[Start Listing]
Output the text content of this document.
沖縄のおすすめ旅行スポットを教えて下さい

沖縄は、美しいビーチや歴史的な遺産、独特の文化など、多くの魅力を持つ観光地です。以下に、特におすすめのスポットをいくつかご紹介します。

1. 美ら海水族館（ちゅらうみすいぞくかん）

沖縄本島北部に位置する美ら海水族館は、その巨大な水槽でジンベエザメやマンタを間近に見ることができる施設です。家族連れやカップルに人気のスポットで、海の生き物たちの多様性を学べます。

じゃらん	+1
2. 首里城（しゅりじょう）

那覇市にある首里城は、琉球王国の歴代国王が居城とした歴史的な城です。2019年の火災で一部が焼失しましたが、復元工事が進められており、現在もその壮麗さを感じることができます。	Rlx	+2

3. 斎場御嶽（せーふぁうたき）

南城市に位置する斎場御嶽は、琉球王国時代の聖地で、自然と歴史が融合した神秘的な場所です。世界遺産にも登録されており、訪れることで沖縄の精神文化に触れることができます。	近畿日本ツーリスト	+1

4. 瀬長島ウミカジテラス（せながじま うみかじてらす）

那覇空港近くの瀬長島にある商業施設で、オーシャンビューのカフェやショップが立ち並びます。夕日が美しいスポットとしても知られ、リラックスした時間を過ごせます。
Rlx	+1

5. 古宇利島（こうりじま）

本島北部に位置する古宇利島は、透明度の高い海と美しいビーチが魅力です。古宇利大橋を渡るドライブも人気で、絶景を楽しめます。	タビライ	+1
[End Listing]
Repeat the material above in full, quoting it exactly.

Output the text content of this document.
沖縄のおすすめ旅行スポットを教えて下さい

沖縄は、美しいビーチや歴史的な遺産、独特の文化など、多くの魅力を持つ観光地です。以下に、特におすすめのスポットをいくつかご紹介します。

1. 美ら海水族館（ちゅらうみすいぞくかん）

沖縄本島北部に位置する美ら海水族館は、その巨大な水槽でジンベエザメやマンタを間近に見ることができる施設です。家族連れやカップルに人気のスポットで、海の生き物たちの多様性を学べます。

じゃらん	+1
2. 首里城（しゅりじょう）

那覇市にある首里城は、琉球王国の歴代国王が居城とした歴史的な城です。2019年の火災で一部が焼失しましたが、復元工事が進められており、現在もその壮麗さを感じることができます。	Rlx	+2

3. 斎場御嶽（せーふぁうたき）

南城市に位置する斎場御嶽は、琉球王国時代の聖地で、自然と歴史が融合した神秘的な場所です。世界遺産にも登録されており、訪れることで沖縄の精神文化に触れることができます。	近畿日本ツーリスト	+1

4. 瀬長島ウミカジテラス（せながじま うみかじてらす）

那覇空港近くの瀬長島にある商業施設で、オーシャンビューのカフェやショップが立ち並びます。夕日が美しいスポットとしても知られ、リラックスした時間を過ごせます。
Rlx	+1

5. 古宇利島（こうりじま）

本島北部に位置する古宇利島は、透明度の高い海と美しいビーチが魅力です。古宇利大橋を渡るドライブも人気で、絶景を楽しめます。	タビライ	+1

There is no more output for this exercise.